__Data records__

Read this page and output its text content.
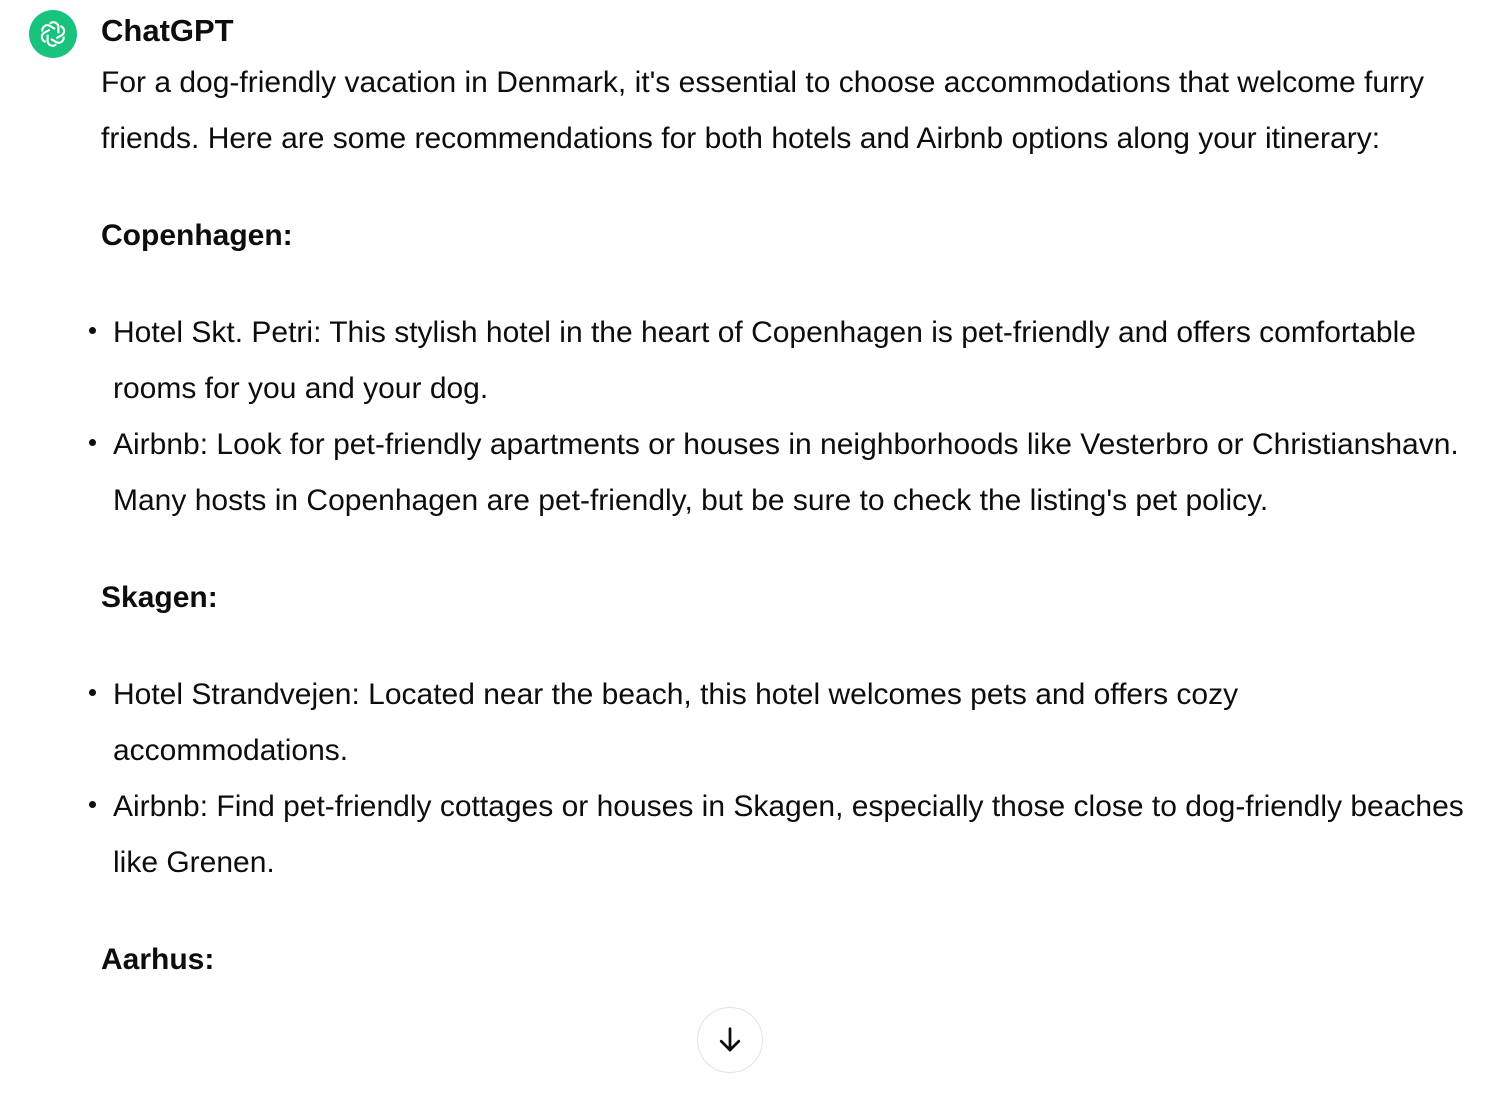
ChatGPT

For a dog-friendly vacation in Denmark, it's essential to choose accommodations that welcome furry friends. Here are some recommendations for both hotels and Airbnb options along your itinerary:

Copenhagen:
Hotel Skt. Petri: This stylish hotel in the heart of Copenhagen is pet-friendly and offers comfortable rooms for you and your dog.
Airbnb: Look for pet-friendly apartments or houses in neighborhoods like Vesterbro or Christianshavn. Many hosts in Copenhagen are pet-friendly, but be sure to check the listing's pet policy.
Skagen:
Hotel Strandvejen: Located near the beach, this hotel welcomes pets and offers cozy accommodations.
Airbnb: Find pet-friendly cottages or houses in Skagen, especially those close to dog-friendly beaches like Grenen.
Aarhus:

__Aim of the task__
Tally every line of the listing that holds the string "like", then give the number by itself.

__The completed task__
2